• Items:

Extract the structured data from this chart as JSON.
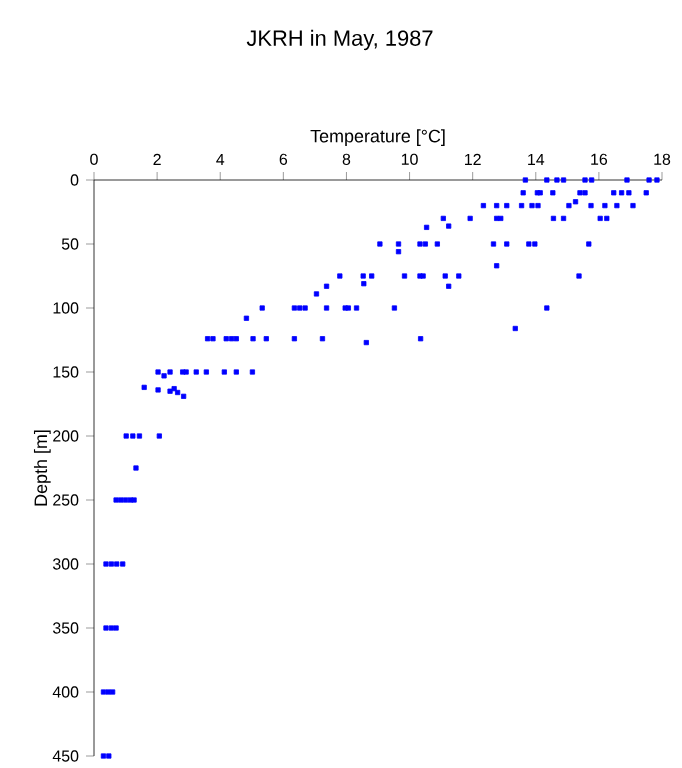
{
  "chart_data": {
    "type": "scatter",
    "title": "JKRH in May, 1987",
    "xlabel": "Temperature [°C]",
    "ylabel": "Depth [m]",
    "xlim": [
      0,
      18
    ],
    "xticks": [
      0,
      2,
      4,
      6,
      8,
      10,
      12,
      14,
      16,
      18
    ],
    "ylim": [
      450,
      0
    ],
    "yticks": [
      0,
      50,
      100,
      150,
      200,
      250,
      300,
      350,
      400,
      450
    ],
    "marker": "square",
    "series": [
      {
        "color": "#0000ff",
        "x": [
          13.67,
          14.35,
          14.67,
          14.88,
          15.56,
          15.77,
          16.89,
          17.59,
          17.84,
          13.6,
          14.05,
          14.14,
          14.54,
          15.4,
          15.56,
          16.47,
          16.72,
          16.95,
          17.5,
          12.34,
          12.76,
          13.08,
          13.55,
          13.88,
          14.07,
          15.05,
          15.26,
          15.75,
          16.19,
          16.57,
          17.08,
          11.07,
          11.92,
          12.76,
          12.89,
          14.56,
          14.88,
          16.04,
          16.25,
          10.54,
          11.24,
          9.06,
          9.65,
          10.33,
          10.5,
          10.88,
          12.66,
          13.08,
          13.78,
          13.97,
          15.68,
          9.65,
          12.76,
          7.79,
          8.53,
          8.8,
          9.84,
          10.33,
          10.43,
          11.13,
          11.56,
          15.37,
          8.55,
          11.24,
          7.05,
          7.37,
          5.33,
          6.35,
          6.52,
          6.69,
          7.37,
          7.96,
          8.06,
          8.32,
          9.52,
          14.35,
          4.83,
          13.35,
          3.6,
          3.77,
          4.19,
          4.36,
          4.51,
          5.04,
          5.46,
          6.35,
          7.24,
          10.35,
          8.63,
          2.03,
          2.41,
          2.81,
          2.92,
          3.24,
          3.56,
          4.13,
          4.51,
          5.02,
          2.22,
          1.59,
          2.03,
          2.41,
          2.54,
          2.65,
          2.84,
          1.02,
          1.23,
          1.44,
          2.07,
          1.33,
          0.7,
          0.85,
          1.0,
          1.15,
          1.27,
          0.38,
          0.55,
          0.72,
          0.91,
          0.38,
          0.55,
          0.7,
          0.3,
          0.45,
          0.59,
          0.3,
          0.47
        ],
        "values": [
          0,
          0,
          0,
          0,
          0,
          0,
          0,
          0,
          0,
          10,
          10,
          10,
          10,
          10,
          10,
          10,
          10,
          10,
          10,
          20,
          20,
          20,
          20,
          20,
          20,
          20,
          17,
          20,
          20,
          20,
          20,
          30,
          30,
          30,
          30,
          30,
          30,
          30,
          30,
          37,
          36,
          50,
          50,
          50,
          50,
          50,
          50,
          50,
          50,
          50,
          50,
          56,
          67,
          75,
          75,
          75,
          75,
          75,
          75,
          75,
          75,
          75,
          81,
          83,
          89,
          83,
          100,
          100,
          100,
          100,
          100,
          100,
          100,
          100,
          100,
          100,
          108,
          116,
          124,
          124,
          124,
          124,
          124,
          124,
          124,
          124,
          124,
          124,
          127,
          150,
          150,
          150,
          150,
          150,
          150,
          150,
          150,
          150,
          153,
          162,
          164,
          165,
          163,
          166,
          169,
          200,
          200,
          200,
          200,
          225,
          250,
          250,
          250,
          250,
          250,
          300,
          300,
          300,
          300,
          350,
          350,
          350,
          400,
          400,
          400,
          450,
          450
        ]
      }
    ]
  }
}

• To do:
Do not include images; quote all of the entries above exactly.

• Solution to this task:
Extract the structured data from this chart as JSON.
{
  "chart_data": {
    "type": "scatter",
    "title": "JKRH in May, 1987",
    "xlabel": "Temperature [°C]",
    "ylabel": "Depth [m]",
    "xlim": [
      0,
      18
    ],
    "xticks": [
      0,
      2,
      4,
      6,
      8,
      10,
      12,
      14,
      16,
      18
    ],
    "ylim": [
      450,
      0
    ],
    "yticks": [
      0,
      50,
      100,
      150,
      200,
      250,
      300,
      350,
      400,
      450
    ],
    "marker": "square",
    "series": [
      {
        "color": "#0000ff",
        "x": [
          13.67,
          14.35,
          14.67,
          14.88,
          15.56,
          15.77,
          16.89,
          17.59,
          17.84,
          13.6,
          14.05,
          14.14,
          14.54,
          15.4,
          15.56,
          16.47,
          16.72,
          16.95,
          17.5,
          12.34,
          12.76,
          13.08,
          13.55,
          13.88,
          14.07,
          15.05,
          15.26,
          15.75,
          16.19,
          16.57,
          17.08,
          11.07,
          11.92,
          12.76,
          12.89,
          14.56,
          14.88,
          16.04,
          16.25,
          10.54,
          11.24,
          9.06,
          9.65,
          10.33,
          10.5,
          10.88,
          12.66,
          13.08,
          13.78,
          13.97,
          15.68,
          9.65,
          12.76,
          7.79,
          8.53,
          8.8,
          9.84,
          10.33,
          10.43,
          11.13,
          11.56,
          15.37,
          8.55,
          11.24,
          7.05,
          7.37,
          5.33,
          6.35,
          6.52,
          6.69,
          7.37,
          7.96,
          8.06,
          8.32,
          9.52,
          14.35,
          4.83,
          13.35,
          3.6,
          3.77,
          4.19,
          4.36,
          4.51,
          5.04,
          5.46,
          6.35,
          7.24,
          10.35,
          8.63,
          2.03,
          2.41,
          2.81,
          2.92,
          3.24,
          3.56,
          4.13,
          4.51,
          5.02,
          2.22,
          1.59,
          2.03,
          2.41,
          2.54,
          2.65,
          2.84,
          1.02,
          1.23,
          1.44,
          2.07,
          1.33,
          0.7,
          0.85,
          1.0,
          1.15,
          1.27,
          0.38,
          0.55,
          0.72,
          0.91,
          0.38,
          0.55,
          0.7,
          0.3,
          0.45,
          0.59,
          0.3,
          0.47
        ],
        "values": [
          0,
          0,
          0,
          0,
          0,
          0,
          0,
          0,
          0,
          10,
          10,
          10,
          10,
          10,
          10,
          10,
          10,
          10,
          10,
          20,
          20,
          20,
          20,
          20,
          20,
          20,
          17,
          20,
          20,
          20,
          20,
          30,
          30,
          30,
          30,
          30,
          30,
          30,
          30,
          37,
          36,
          50,
          50,
          50,
          50,
          50,
          50,
          50,
          50,
          50,
          50,
          56,
          67,
          75,
          75,
          75,
          75,
          75,
          75,
          75,
          75,
          75,
          81,
          83,
          89,
          83,
          100,
          100,
          100,
          100,
          100,
          100,
          100,
          100,
          100,
          100,
          108,
          116,
          124,
          124,
          124,
          124,
          124,
          124,
          124,
          124,
          124,
          124,
          127,
          150,
          150,
          150,
          150,
          150,
          150,
          150,
          150,
          150,
          153,
          162,
          164,
          165,
          163,
          166,
          169,
          200,
          200,
          200,
          200,
          225,
          250,
          250,
          250,
          250,
          250,
          300,
          300,
          300,
          300,
          350,
          350,
          350,
          400,
          400,
          400,
          450,
          450
        ]
      }
    ]
  }
}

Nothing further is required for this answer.